◆ DOCUMENTO FUENTE ◆
********

Ni la caída del socialismo en el Este europeo ni la desintegración de la Unión Soviética lograron desfasar del recuerdo colectivo a la Gran Revolución Socialista de Octubre de 1917. Incluso, en sus días gloriosos, la epopeya fue víctima del manualismo y de los textos-ladrillos que tanto le castraron el calor humano. Pero así y todo, siguió siendo la poderosa inspiración que removió al mundo, que despertó conciencias.
Aquel primer cañonazo del crucero Aurora, de seis pulgadas de calibre, provocó una verdadera estampida de los defensores del Palacio de Invierno en Petrogrado, hoy San Petersburgo. Poco o casi nada se cuenta del Batallón de la Muerte, integrado principalmente por mujeres, negadas a rendirse por el temor propalado por el Gobierno Provisional de que los bolcheviques las violarían.
Cierto es que después vendrían excesos de parte y parte, pero aquel asalto final no fue tan cruento como se quiere hacer creer todavía. El jefe de los Guardias Rojos en la toma del Palacio de Invierno, Vladimir Antónov-Ovséyenko (años más tarde, víctima de las purgas stalinistas), protegió a los detenidos de dos tentativas de linchamiento por parte de los soldados, rabiosos –se dice– por la fuga de Kerensky, el jefe del Gobierno Provisional derrocado por los revolucionarios.

********

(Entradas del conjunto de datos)

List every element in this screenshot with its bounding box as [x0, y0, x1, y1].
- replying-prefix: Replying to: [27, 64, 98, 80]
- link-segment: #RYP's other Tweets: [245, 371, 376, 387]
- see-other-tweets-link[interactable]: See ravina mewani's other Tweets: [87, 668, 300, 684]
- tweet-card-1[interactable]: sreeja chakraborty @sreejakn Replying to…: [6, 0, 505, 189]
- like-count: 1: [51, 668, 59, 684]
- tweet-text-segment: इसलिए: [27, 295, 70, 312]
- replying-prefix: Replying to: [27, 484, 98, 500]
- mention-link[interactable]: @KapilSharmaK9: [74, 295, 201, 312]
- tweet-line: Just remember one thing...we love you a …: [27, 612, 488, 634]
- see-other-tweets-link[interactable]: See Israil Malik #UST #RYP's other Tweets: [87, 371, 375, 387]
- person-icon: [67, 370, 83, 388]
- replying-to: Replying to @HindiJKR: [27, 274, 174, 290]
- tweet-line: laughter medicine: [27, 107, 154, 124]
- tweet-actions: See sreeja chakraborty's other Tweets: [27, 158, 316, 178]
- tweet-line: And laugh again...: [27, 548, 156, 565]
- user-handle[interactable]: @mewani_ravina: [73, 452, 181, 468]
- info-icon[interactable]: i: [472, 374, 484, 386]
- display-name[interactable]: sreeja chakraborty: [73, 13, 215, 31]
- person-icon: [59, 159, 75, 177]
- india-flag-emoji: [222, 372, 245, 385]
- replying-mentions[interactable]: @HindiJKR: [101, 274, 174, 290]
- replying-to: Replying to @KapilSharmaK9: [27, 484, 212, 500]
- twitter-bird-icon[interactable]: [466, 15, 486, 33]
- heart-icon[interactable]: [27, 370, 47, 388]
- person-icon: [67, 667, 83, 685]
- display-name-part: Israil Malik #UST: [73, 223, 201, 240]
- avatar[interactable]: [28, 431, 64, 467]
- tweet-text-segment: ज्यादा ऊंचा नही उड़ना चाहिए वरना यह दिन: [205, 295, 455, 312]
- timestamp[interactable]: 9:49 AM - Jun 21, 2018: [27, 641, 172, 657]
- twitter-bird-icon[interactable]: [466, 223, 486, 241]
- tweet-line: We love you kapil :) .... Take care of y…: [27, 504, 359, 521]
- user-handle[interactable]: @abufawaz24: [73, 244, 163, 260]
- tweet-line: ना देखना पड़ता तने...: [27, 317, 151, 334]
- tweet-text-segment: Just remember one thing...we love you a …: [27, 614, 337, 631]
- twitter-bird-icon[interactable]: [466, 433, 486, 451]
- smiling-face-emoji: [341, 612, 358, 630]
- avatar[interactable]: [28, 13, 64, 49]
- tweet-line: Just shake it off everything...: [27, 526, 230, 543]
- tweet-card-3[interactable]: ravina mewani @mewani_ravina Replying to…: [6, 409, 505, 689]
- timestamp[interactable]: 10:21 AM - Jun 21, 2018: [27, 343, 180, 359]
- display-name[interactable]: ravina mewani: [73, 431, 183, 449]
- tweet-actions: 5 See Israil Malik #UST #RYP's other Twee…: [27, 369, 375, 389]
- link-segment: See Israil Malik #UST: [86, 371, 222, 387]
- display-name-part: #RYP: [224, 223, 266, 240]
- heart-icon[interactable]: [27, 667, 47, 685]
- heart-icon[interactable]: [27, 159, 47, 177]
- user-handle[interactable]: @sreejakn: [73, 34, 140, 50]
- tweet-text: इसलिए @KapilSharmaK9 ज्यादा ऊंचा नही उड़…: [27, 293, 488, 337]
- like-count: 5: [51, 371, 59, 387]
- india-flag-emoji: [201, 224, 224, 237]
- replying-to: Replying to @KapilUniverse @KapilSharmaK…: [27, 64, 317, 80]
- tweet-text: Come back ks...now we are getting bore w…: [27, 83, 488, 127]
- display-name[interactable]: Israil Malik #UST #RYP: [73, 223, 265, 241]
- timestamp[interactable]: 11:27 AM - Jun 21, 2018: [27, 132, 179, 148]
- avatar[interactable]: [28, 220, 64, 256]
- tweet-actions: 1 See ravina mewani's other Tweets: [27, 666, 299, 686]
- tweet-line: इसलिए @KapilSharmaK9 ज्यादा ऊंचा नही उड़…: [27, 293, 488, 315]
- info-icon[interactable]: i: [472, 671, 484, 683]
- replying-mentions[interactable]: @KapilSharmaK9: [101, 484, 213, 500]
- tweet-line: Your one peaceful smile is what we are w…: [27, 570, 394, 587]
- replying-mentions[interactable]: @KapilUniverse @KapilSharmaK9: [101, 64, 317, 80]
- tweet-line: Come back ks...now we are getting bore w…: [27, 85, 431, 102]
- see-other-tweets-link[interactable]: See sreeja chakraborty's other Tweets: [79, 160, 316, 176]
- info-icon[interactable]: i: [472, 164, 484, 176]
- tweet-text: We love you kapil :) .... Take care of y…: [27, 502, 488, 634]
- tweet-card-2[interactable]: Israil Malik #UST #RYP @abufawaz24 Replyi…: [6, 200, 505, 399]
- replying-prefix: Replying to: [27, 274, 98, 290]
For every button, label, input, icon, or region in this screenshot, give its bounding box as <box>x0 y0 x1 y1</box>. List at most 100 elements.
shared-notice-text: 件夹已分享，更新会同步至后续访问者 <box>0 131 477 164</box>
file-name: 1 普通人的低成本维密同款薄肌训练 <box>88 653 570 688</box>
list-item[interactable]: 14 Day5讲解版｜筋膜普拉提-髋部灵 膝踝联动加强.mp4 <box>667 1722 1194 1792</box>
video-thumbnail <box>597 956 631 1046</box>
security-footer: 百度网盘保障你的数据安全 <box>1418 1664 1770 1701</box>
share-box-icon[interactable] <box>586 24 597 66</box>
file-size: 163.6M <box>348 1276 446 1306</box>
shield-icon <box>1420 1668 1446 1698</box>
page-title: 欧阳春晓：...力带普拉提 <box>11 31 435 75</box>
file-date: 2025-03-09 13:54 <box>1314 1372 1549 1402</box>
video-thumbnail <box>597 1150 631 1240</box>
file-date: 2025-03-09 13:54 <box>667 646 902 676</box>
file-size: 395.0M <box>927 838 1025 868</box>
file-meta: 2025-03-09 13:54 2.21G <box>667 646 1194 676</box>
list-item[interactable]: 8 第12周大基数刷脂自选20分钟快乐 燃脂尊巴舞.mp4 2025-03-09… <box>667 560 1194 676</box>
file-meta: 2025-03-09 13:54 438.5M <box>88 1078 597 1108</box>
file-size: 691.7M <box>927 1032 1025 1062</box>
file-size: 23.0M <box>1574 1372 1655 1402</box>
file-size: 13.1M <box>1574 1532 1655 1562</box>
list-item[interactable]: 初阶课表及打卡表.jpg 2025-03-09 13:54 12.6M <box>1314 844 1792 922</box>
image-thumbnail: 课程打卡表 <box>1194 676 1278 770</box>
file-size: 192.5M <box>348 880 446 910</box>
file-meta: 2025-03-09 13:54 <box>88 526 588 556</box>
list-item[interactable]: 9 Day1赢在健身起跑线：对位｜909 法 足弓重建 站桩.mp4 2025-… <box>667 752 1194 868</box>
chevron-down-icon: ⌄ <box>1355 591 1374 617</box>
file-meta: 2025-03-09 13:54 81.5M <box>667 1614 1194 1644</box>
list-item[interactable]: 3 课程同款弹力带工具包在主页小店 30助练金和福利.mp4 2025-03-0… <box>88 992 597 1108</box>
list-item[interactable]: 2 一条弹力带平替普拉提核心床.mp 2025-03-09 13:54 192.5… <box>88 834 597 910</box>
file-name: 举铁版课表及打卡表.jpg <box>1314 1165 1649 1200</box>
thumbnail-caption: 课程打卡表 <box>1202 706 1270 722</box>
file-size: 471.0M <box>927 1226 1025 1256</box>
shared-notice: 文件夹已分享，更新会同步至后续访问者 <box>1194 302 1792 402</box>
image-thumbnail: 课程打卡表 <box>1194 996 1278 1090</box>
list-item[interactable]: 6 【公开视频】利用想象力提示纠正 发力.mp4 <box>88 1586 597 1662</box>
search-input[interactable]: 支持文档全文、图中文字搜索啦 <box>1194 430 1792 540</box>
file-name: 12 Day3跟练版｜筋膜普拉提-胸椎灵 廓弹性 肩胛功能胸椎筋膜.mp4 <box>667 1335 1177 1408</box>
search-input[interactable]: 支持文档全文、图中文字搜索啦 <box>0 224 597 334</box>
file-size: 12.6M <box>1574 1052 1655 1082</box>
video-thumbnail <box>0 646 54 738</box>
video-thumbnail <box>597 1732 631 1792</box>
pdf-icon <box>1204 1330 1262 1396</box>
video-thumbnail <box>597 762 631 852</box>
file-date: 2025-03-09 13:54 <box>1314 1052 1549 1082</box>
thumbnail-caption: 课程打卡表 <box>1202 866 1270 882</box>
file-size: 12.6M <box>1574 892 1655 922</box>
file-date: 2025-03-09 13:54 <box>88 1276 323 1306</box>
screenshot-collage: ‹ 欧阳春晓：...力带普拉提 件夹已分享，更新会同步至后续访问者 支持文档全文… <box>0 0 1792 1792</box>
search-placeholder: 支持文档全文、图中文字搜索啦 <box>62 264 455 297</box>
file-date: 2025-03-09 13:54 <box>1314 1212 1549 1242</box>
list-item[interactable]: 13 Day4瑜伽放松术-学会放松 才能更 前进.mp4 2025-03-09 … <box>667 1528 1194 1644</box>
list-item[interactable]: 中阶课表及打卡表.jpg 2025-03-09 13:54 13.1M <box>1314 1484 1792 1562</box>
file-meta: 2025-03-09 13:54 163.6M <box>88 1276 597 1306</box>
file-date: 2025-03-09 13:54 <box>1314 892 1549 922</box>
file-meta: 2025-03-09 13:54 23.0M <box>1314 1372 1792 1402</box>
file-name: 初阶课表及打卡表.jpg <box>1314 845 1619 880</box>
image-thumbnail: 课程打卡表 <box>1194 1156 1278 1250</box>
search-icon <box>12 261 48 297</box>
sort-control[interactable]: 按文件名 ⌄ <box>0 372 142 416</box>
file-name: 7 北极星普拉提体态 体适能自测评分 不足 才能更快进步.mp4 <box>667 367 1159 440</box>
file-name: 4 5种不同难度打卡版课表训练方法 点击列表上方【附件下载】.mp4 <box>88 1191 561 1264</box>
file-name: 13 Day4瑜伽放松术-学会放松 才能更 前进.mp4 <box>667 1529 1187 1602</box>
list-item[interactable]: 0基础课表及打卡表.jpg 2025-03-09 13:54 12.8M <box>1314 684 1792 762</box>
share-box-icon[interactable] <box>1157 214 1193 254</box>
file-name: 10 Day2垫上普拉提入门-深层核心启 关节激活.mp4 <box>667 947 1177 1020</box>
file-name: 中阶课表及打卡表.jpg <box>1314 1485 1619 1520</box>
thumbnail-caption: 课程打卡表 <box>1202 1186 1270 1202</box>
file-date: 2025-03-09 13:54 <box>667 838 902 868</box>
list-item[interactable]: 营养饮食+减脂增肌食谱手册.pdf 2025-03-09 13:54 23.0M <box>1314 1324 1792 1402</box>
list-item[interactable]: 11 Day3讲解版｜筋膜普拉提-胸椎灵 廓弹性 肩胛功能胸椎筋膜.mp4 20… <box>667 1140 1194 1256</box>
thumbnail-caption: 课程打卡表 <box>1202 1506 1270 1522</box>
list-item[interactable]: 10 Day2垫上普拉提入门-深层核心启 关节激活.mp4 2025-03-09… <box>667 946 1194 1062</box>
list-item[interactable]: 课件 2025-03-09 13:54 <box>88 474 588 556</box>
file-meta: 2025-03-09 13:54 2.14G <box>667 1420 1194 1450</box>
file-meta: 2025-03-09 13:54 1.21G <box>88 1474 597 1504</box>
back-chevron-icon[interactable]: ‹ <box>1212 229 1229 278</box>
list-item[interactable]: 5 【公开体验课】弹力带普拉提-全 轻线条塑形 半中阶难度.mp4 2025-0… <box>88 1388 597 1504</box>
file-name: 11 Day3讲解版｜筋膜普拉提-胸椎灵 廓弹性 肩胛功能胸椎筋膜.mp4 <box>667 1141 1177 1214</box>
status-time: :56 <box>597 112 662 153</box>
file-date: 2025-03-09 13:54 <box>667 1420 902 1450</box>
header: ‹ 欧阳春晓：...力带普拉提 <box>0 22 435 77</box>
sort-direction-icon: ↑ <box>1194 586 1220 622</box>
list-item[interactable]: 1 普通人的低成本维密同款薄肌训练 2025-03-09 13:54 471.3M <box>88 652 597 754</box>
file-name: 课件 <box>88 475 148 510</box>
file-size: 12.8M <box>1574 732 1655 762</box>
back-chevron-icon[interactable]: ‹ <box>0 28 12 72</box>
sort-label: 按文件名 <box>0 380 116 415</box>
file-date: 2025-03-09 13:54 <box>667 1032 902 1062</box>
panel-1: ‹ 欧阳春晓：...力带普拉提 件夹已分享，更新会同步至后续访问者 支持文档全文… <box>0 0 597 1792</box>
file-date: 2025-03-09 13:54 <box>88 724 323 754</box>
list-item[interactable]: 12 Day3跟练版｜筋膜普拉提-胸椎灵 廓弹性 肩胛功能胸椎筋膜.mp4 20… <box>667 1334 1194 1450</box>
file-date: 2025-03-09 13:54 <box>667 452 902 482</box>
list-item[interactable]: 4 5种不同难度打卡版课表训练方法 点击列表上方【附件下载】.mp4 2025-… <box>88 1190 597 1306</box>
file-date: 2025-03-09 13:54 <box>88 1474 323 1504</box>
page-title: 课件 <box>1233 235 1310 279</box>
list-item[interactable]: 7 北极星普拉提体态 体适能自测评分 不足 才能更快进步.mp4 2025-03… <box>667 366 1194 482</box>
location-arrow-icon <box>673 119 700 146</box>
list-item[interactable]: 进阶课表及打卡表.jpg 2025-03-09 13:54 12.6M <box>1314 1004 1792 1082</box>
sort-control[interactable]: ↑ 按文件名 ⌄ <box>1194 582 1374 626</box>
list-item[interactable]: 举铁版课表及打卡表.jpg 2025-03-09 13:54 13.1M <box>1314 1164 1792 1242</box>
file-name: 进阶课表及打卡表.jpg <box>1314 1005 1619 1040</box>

********

◆ QUÉ HACER ◆
• 1. Copia del texto sobre la Revolución de Octubre el fragmento que empieza con "Cierto es que" y sigue hasta "por los revolucionarios.".
• 2. Indica si cada afirmación coincide con el texto sobre la Revolución de Octubre. Responde sí o no y cita las palabras del texto que lo deciden.
(a) El primer cañonazo del crucero Aurora fue de seis pulgadas de calibre.
(b) El Batallón de la Muerte estaba integrado principalmente por hombres.
(c) Antónov-Ovséyenko protegió a los detenidos de tres tentativas de linchamiento.
Para responder, usa solo el texto.

◆ RESPUESTAS DE LA ACTIVIDAD ◆
• 1.
Cierto es que después vendrían excesos de parte y parte, pero aquel asalto final no fue tan cruento como se quiere hacer creer todavía. El jefe de los Guardias Rojos en la toma del Palacio de Invierno, Vladimir Antónov-Ovséyenko (años más tarde, víctima de las purgas stalinistas), protegió a los detenidos de dos tentativas de linchamiento por parte de los soldados, rabiosos –se dice– por la fuga de Kerensky, el jefe del Gobierno Provisional derrocado por los revolucionarios.

• 2.
(a) Sí: "Aquel primer cañonazo del crucero Aurora, de seis pulgadas de calibre".
(b) No: "integrado principalmente por mujeres".
(c) No: "protegió a los detenidos de dos tentativas de linchamiento".